--- start Given records ---

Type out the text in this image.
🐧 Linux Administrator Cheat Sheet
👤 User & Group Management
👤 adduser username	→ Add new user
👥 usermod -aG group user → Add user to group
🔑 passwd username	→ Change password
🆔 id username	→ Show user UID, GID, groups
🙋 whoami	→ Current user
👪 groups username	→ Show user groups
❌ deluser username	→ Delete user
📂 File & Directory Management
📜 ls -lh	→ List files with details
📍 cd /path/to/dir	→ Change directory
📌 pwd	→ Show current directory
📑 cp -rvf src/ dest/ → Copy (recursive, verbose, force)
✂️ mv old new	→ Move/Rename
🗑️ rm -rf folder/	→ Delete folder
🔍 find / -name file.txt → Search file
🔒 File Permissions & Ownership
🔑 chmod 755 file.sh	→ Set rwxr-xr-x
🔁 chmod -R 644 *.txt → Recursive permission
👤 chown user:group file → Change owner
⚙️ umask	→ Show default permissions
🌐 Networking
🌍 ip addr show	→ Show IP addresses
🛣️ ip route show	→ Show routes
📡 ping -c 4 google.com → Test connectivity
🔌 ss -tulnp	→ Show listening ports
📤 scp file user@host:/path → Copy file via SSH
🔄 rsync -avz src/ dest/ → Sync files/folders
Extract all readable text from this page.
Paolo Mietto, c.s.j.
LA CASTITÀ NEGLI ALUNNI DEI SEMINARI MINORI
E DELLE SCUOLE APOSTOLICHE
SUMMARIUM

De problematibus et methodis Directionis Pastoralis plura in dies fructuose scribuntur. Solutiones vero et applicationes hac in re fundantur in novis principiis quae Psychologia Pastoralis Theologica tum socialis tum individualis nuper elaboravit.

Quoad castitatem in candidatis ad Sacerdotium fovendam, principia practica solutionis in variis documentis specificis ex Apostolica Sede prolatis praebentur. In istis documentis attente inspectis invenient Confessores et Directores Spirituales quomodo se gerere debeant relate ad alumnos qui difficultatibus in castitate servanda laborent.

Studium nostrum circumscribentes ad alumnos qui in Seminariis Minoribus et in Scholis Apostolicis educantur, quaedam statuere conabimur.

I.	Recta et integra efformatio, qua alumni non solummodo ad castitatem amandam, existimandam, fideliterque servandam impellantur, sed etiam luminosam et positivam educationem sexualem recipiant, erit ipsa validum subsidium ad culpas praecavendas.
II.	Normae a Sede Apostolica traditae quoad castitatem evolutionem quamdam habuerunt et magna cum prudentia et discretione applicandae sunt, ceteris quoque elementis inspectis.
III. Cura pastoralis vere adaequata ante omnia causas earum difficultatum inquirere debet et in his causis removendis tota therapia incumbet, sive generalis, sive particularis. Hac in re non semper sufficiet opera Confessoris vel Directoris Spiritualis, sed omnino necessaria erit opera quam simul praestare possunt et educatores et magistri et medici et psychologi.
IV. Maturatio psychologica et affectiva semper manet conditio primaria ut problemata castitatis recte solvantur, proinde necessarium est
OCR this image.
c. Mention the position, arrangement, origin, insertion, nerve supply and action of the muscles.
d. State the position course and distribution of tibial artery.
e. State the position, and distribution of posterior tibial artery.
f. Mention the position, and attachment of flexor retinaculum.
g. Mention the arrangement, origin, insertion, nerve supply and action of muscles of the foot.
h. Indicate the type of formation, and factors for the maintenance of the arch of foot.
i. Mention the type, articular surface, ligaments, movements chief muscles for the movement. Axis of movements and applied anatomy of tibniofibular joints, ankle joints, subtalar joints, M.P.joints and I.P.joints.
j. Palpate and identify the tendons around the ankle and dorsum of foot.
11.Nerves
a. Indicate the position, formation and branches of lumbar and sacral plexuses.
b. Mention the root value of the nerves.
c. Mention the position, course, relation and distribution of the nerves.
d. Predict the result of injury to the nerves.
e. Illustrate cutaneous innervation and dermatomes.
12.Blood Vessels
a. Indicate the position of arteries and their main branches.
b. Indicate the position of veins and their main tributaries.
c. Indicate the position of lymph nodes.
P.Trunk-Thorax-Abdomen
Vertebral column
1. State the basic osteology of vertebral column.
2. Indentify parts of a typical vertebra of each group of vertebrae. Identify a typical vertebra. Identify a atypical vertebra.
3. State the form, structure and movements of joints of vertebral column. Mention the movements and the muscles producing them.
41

--- end Given records ---

# [Written problem]
Find and copy every line in the entries above where the string "Indicate" occurs.

# [Completed exercise]
h. Indicate the type of formation, and factors for the maintenance of the arch of foot.
a. Indicate the position, formation and branches of lumbar and sacral plexuses.
a. Indicate the position of arteries and their main branches.
b. Indicate the position of veins and their main tributaries.
c. Indicate the position of lymph nodes.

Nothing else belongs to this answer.